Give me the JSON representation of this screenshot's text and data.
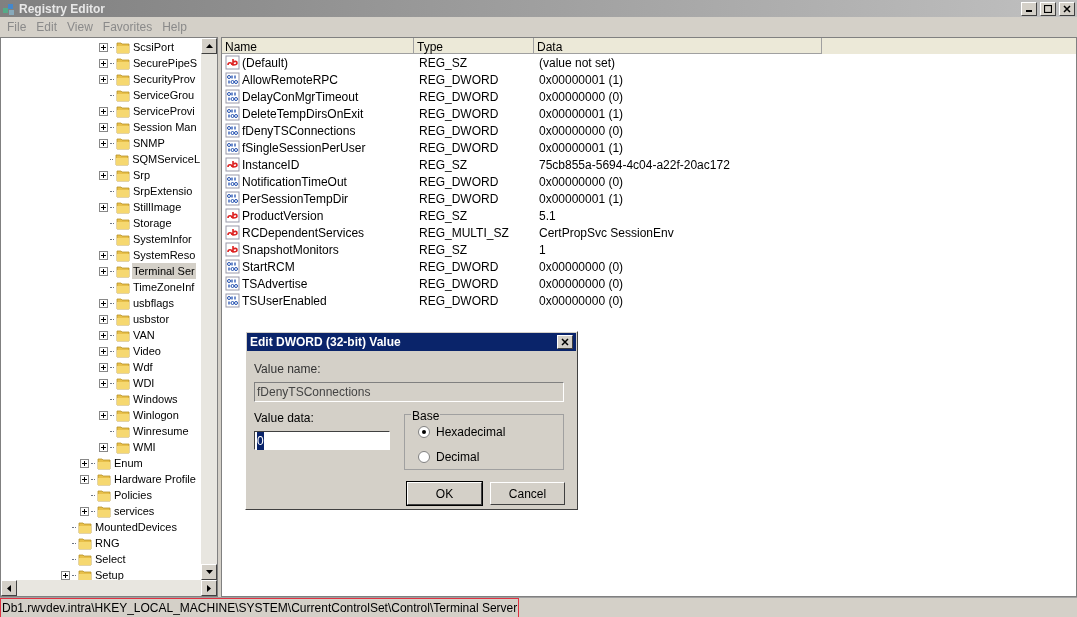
{
  "window": {
    "title": "Registry Editor"
  },
  "menu": [
    {
      "label": "File",
      "disabled": true
    },
    {
      "label": "Edit",
      "disabled": true
    },
    {
      "label": "View",
      "disabled": true
    },
    {
      "label": "Favorites",
      "disabled": true
    },
    {
      "label": "Help",
      "disabled": true
    }
  ],
  "tree": {
    "items": [
      {
        "children": [
          {
            "children": [
              {
                "label": "ScsiPort",
                "expandable": true,
                "selected": false
              },
              {
                "label": "SecurePipeS",
                "expandable": true,
                "selected": false
              },
              {
                "label": "SecurityProv",
                "expandable": true,
                "selected": false
              },
              {
                "label": "ServiceGrou",
                "expandable": false,
                "selected": false
              },
              {
                "label": "ServiceProvi",
                "expandable": true,
                "selected": false
              },
              {
                "label": "Session Man",
                "expandable": true,
                "selected": false
              },
              {
                "label": "SNMP",
                "expandable": true,
                "selected": false
              },
              {
                "label": "SQMServiceL",
                "expandable": false,
                "selected": false
              },
              {
                "label": "Srp",
                "expandable": true,
                "selected": false
              },
              {
                "label": "SrpExtensio",
                "expandable": false,
                "selected": false
              },
              {
                "label": "StillImage",
                "expandable": true,
                "selected": false
              },
              {
                "label": "Storage",
                "expandable": false,
                "selected": false
              },
              {
                "label": "SystemInfor",
                "expandable": false,
                "selected": false
              },
              {
                "label": "SystemReso",
                "expandable": true,
                "selected": false
              },
              {
                "label": "Terminal Ser",
                "expandable": true,
                "selected": true
              },
              {
                "label": "TimeZoneInf",
                "expandable": false,
                "selected": false
              },
              {
                "label": "usbflags",
                "expandable": true,
                "selected": false
              },
              {
                "label": "usbstor",
                "expandable": true,
                "selected": false
              },
              {
                "label": "VAN",
                "expandable": true,
                "selected": false
              },
              {
                "label": "Video",
                "expandable": true,
                "selected": false
              },
              {
                "label": "Wdf",
                "expandable": true,
                "selected": false
              },
              {
                "label": "WDI",
                "expandable": true,
                "selected": false
              },
              {
                "label": "Windows",
                "expandable": false,
                "selected": false
              },
              {
                "label": "Winlogon",
                "expandable": true,
                "selected": false
              },
              {
                "label": "Winresume",
                "expandable": false,
                "selected": false
              },
              {
                "label": "WMI",
                "expandable": true,
                "selected": false
              }
            ]
          },
          {
            "label": "Enum",
            "expandable": true,
            "selected": false
          },
          {
            "label": "Hardware Profile",
            "expandable": true,
            "selected": false
          },
          {
            "label": "Policies",
            "expandable": false,
            "selected": false
          },
          {
            "label": "services",
            "expandable": true,
            "selected": false
          }
        ]
      },
      {
        "label": "MountedDevices",
        "expandable": false,
        "selected": false
      },
      {
        "label": "RNG",
        "expandable": false,
        "selected": false
      },
      {
        "label": "Select",
        "expandable": false,
        "selected": false
      },
      {
        "label": "Setup",
        "expandable": true,
        "selected": false
      }
    ]
  },
  "values": {
    "columns": [
      "Name",
      "Type",
      "Data"
    ],
    "rows": [
      {
        "kind": "string",
        "name": "(Default)",
        "type": "REG_SZ",
        "data": "(value not set)"
      },
      {
        "kind": "binary",
        "name": "AllowRemoteRPC",
        "type": "REG_DWORD",
        "data": "0x00000001 (1)"
      },
      {
        "kind": "binary",
        "name": "DelayConMgrTimeout",
        "type": "REG_DWORD",
        "data": "0x00000000 (0)"
      },
      {
        "kind": "binary",
        "name": "DeleteTempDirsOnExit",
        "type": "REG_DWORD",
        "data": "0x00000001 (1)"
      },
      {
        "kind": "binary",
        "name": "fDenyTSConnections",
        "type": "REG_DWORD",
        "data": "0x00000000 (0)"
      },
      {
        "kind": "binary",
        "name": "fSingleSessionPerUser",
        "type": "REG_DWORD",
        "data": "0x00000001 (1)"
      },
      {
        "kind": "string",
        "name": "InstanceID",
        "type": "REG_SZ",
        "data": "75cb855a-5694-4c04-a22f-20ac172"
      },
      {
        "kind": "binary",
        "name": "NotificationTimeOut",
        "type": "REG_DWORD",
        "data": "0x00000000 (0)"
      },
      {
        "kind": "binary",
        "name": "PerSessionTempDir",
        "type": "REG_DWORD",
        "data": "0x00000001 (1)"
      },
      {
        "kind": "string",
        "name": "ProductVersion",
        "type": "REG_SZ",
        "data": "5.1"
      },
      {
        "kind": "string",
        "name": "RCDependentServices",
        "type": "REG_MULTI_SZ",
        "data": "CertPropSvc SessionEnv"
      },
      {
        "kind": "string",
        "name": "SnapshotMonitors",
        "type": "REG_SZ",
        "data": "1"
      },
      {
        "kind": "binary",
        "name": "StartRCM",
        "type": "REG_DWORD",
        "data": "0x00000000 (0)"
      },
      {
        "kind": "binary",
        "name": "TSAdvertise",
        "type": "REG_DWORD",
        "data": "0x00000000 (0)"
      },
      {
        "kind": "binary",
        "name": "TSUserEnabled",
        "type": "REG_DWORD",
        "data": "0x00000000 (0)"
      }
    ]
  },
  "dialog": {
    "title": "Edit DWORD (32-bit) Value",
    "value_name_label": "Value name:",
    "value_name": "fDenyTSConnections",
    "value_data_label": "Value data:",
    "value_data": "0",
    "base_label": "Base",
    "base_options": [
      {
        "label": "Hexadecimal",
        "selected": true
      },
      {
        "label": "Decimal",
        "selected": false
      }
    ],
    "buttons": [
      "OK",
      "Cancel"
    ]
  },
  "status_bar": {
    "path": "Db1.rwvdev.intra\\HKEY_LOCAL_MACHINE\\SYSTEM\\CurrentControlSet\\Control\\Terminal Server",
    "highlighted": true
  }
}
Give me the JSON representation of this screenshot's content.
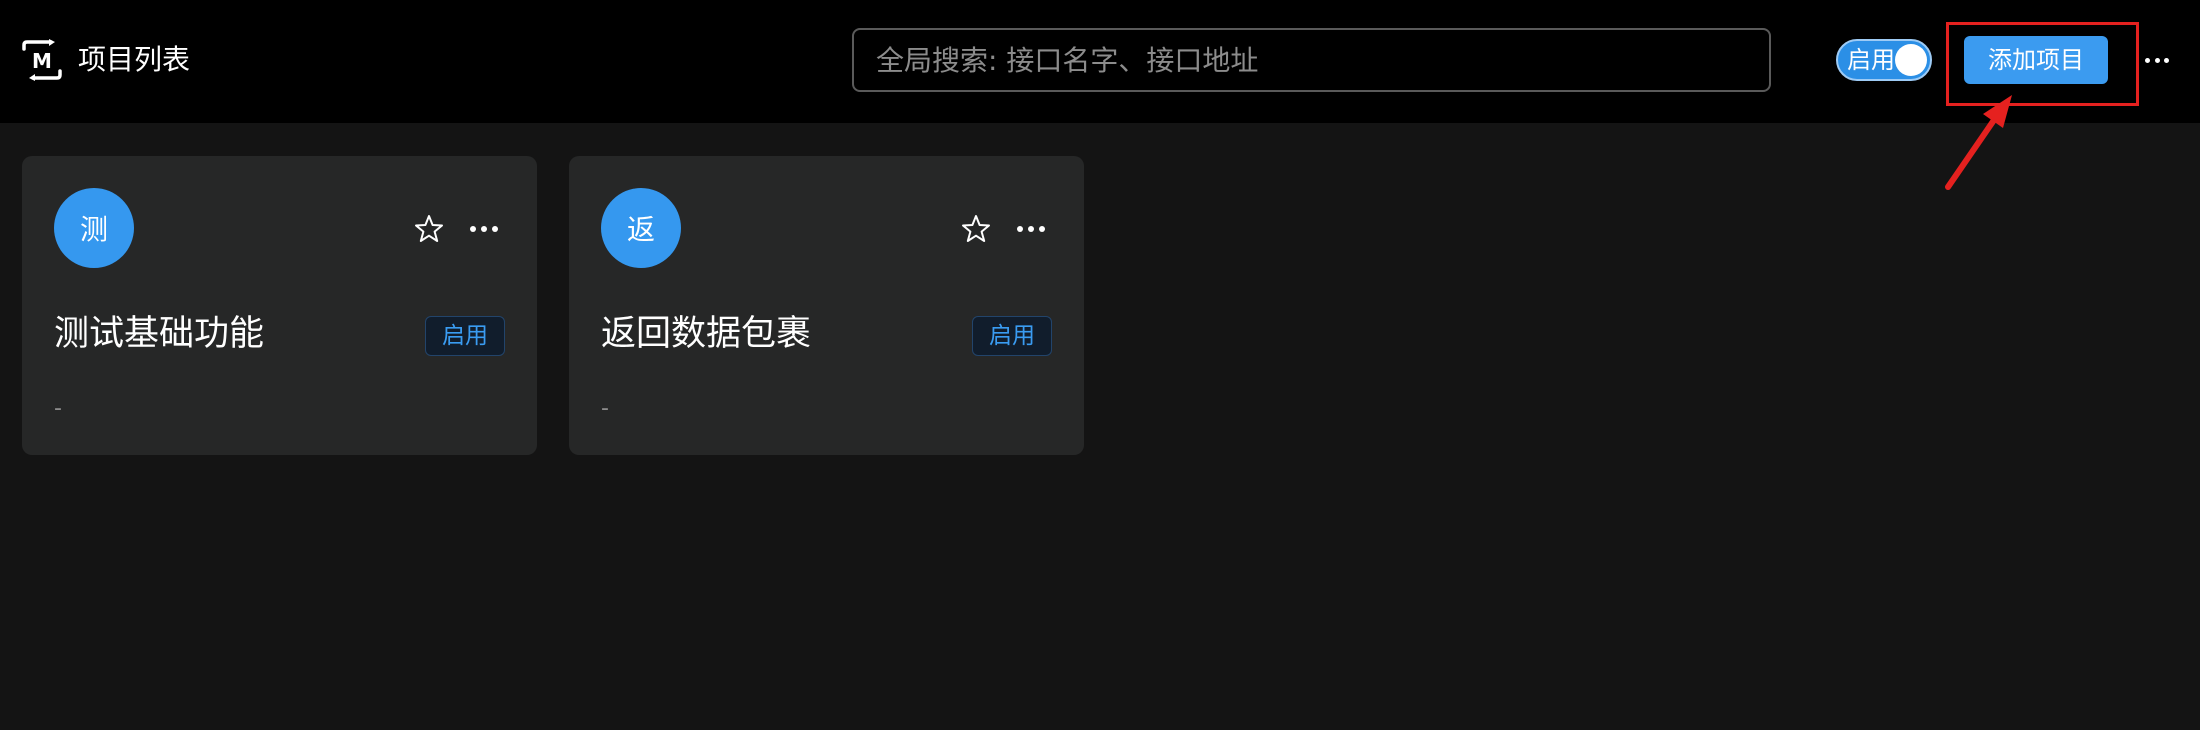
{
  "header": {
    "title": "项目列表",
    "logo_icon": "project-logo-icon",
    "search": {
      "placeholder": "全局搜索: 接口名字、接口地址",
      "value": ""
    },
    "toggle": {
      "label": "启用",
      "on": true
    },
    "add_button_label": "添加项目",
    "more_icon": "more-horizontal-icon"
  },
  "projects": [
    {
      "avatar": "测",
      "name": "测试基础功能",
      "status": "启用",
      "description": "-"
    },
    {
      "avatar": "返",
      "name": "返回数据包裹",
      "status": "启用",
      "description": "-"
    }
  ],
  "colors": {
    "accent": "#3b9bf0",
    "highlight": "#e5211f",
    "background": "#141414",
    "card": "#262727",
    "topbar": "#000000"
  }
}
━━━━
Aim. Copy the entries above faithfully and omit every image.

Answer.
Give me the JSON representation of this screenshot's text and data.
{
  "window": {
    "title": "Registry Editor"
  },
  "menu": [
    {
      "label": "File",
      "disabled": true
    },
    {
      "label": "Edit",
      "disabled": true
    },
    {
      "label": "View",
      "disabled": true
    },
    {
      "label": "Favorites",
      "disabled": true
    },
    {
      "label": "Help",
      "disabled": true
    }
  ],
  "tree": {
    "items": [
      {
        "children": [
          {
            "children": [
              {
                "label": "ScsiPort",
                "expandable": true,
                "selected": false
              },
              {
                "label": "SecurePipeS",
                "expandable": true,
                "selected": false
              },
              {
                "label": "SecurityProv",
                "expandable": true,
                "selected": false
              },
              {
                "label": "ServiceGrou",
                "expandable": false,
                "selected": false
              },
              {
                "label": "ServiceProvi",
                "expandable": true,
                "selected": false
              },
              {
                "label": "Session Man",
                "expandable": true,
                "selected": false
              },
              {
                "label": "SNMP",
                "expandable": true,
                "selected": false
              },
              {
                "label": "SQMServiceL",
                "expandable": false,
                "selected": false
              },
              {
                "label": "Srp",
                "expandable": true,
                "selected": false
              },
              {
                "label": "SrpExtensio",
                "expandable": false,
                "selected": false
              },
              {
                "label": "StillImage",
                "expandable": true,
                "selected": false
              },
              {
                "label": "Storage",
                "expandable": false,
                "selected": false
              },
              {
                "label": "SystemInfor",
                "expandable": false,
                "selected": false
              },
              {
                "label": "SystemReso",
                "expandable": true,
                "selected": false
              },
              {
                "label": "Terminal Ser",
                "expandable": true,
                "selected": true
              },
              {
                "label": "TimeZoneInf",
                "expandable": false,
                "selected": false
              },
              {
                "label": "usbflags",
                "expandable": true,
                "selected": false
              },
              {
                "label": "usbstor",
                "expandable": true,
                "selected": false
              },
              {
                "label": "VAN",
                "expandable": true,
                "selected": false
              },
              {
                "label": "Video",
                "expandable": true,
                "selected": false
              },
              {
                "label": "Wdf",
                "expandable": true,
                "selected": false
              },
              {
                "label": "WDI",
                "expandable": true,
                "selected": false
              },
              {
                "label": "Windows",
                "expandable": false,
                "selected": false
              },
              {
                "label": "Winlogon",
                "expandable": true,
                "selected": false
              },
              {
                "label": "Winresume",
                "expandable": false,
                "selected": false
              },
              {
                "label": "WMI",
                "expandable": true,
                "selected": false
              }
            ]
          },
          {
            "label": "Enum",
            "expandable": true,
            "selected": false
          },
          {
            "label": "Hardware Profile",
            "expandable": true,
            "selected": false
          },
          {
            "label": "Policies",
            "expandable": false,
            "selected": false
          },
          {
            "label": "services",
            "expandable": true,
            "selected": false
          }
        ]
      },
      {
        "label": "MountedDevices",
        "expandable": false,
        "selected": false
      },
      {
        "label": "RNG",
        "expandable": false,
        "selected": false
      },
      {
        "label": "Select",
        "expandable": false,
        "selected": false
      },
      {
        "label": "Setup",
        "expandable": true,
        "selected": false
      }
    ]
  },
  "values": {
    "columns": [
      "Name",
      "Type",
      "Data"
    ],
    "rows": [
      {
        "kind": "string",
        "name": "(Default)",
        "type": "REG_SZ",
        "data": "(value not set)"
      },
      {
        "kind": "binary",
        "name": "AllowRemoteRPC",
        "type": "REG_DWORD",
        "data": "0x00000001 (1)"
      },
      {
        "kind": "binary",
        "name": "DelayConMgrTimeout",
        "type": "REG_DWORD",
        "data": "0x00000000 (0)"
      },
      {
        "kind": "binary",
        "name": "DeleteTempDirsOnExit",
        "type": "REG_DWORD",
        "data": "0x00000001 (1)"
      },
      {
        "kind": "binary",
        "name": "fDenyTSConnections",
        "type": "REG_DWORD",
        "data": "0x00000000 (0)"
      },
      {
        "kind": "binary",
        "name": "fSingleSessionPerUser",
        "type": "REG_DWORD",
        "data": "0x00000001 (1)"
      },
      {
        "kind": "string",
        "name": "InstanceID",
        "type": "REG_SZ",
        "data": "75cb855a-5694-4c04-a22f-20ac172"
      },
      {
        "kind": "binary",
        "name": "NotificationTimeOut",
        "type": "REG_DWORD",
        "data": "0x00000000 (0)"
      },
      {
        "kind": "binary",
        "name": "PerSessionTempDir",
        "type": "REG_DWORD",
        "data": "0x00000001 (1)"
      },
      {
        "kind": "string",
        "name": "ProductVersion",
        "type": "REG_SZ",
        "data": "5.1"
      },
      {
        "kind": "string",
        "name": "RCDependentServices",
        "type": "REG_MULTI_SZ",
        "data": "CertPropSvc SessionEnv"
      },
      {
        "kind": "string",
        "name": "SnapshotMonitors",
        "type": "REG_SZ",
        "data": "1"
      },
      {
        "kind": "binary",
        "name": "StartRCM",
        "type": "REG_DWORD",
        "data": "0x00000000 (0)"
      },
      {
        "kind": "binary",
        "name": "TSAdvertise",
        "type": "REG_DWORD",
        "data": "0x00000000 (0)"
      },
      {
        "kind": "binary",
        "name": "TSUserEnabled",
        "type": "REG_DWORD",
        "data": "0x00000000 (0)"
      }
    ]
  },
  "dialog": {
    "title": "Edit DWORD (32-bit) Value",
    "value_name_label": "Value name:",
    "value_name": "fDenyTSConnections",
    "value_data_label": "Value data:",
    "value_data": "0",
    "base_label": "Base",
    "base_options": [
      {
        "label": "Hexadecimal",
        "selected": true
      },
      {
        "label": "Decimal",
        "selected": false
      }
    ],
    "buttons": [
      "OK",
      "Cancel"
    ]
  },
  "status_bar": {
    "path": "Db1.rwvdev.intra\\HKEY_LOCAL_MACHINE\\SYSTEM\\CurrentControlSet\\Control\\Terminal Server",
    "highlighted": true
  }
}
Give me the JSON representation of this screenshot's content.
{
  "header": {
    "title": "项目列表",
    "logo_icon": "project-logo-icon",
    "search": {
      "placeholder": "全局搜索: 接口名字、接口地址",
      "value": ""
    },
    "toggle": {
      "label": "启用",
      "on": true
    },
    "add_button_label": "添加项目",
    "more_icon": "more-horizontal-icon"
  },
  "projects": [
    {
      "avatar": "测",
      "name": "测试基础功能",
      "status": "启用",
      "description": "-"
    },
    {
      "avatar": "返",
      "name": "返回数据包裹",
      "status": "启用",
      "description": "-"
    }
  ],
  "colors": {
    "accent": "#3b9bf0",
    "highlight": "#e5211f",
    "background": "#141414",
    "card": "#262727",
    "topbar": "#000000"
  }
}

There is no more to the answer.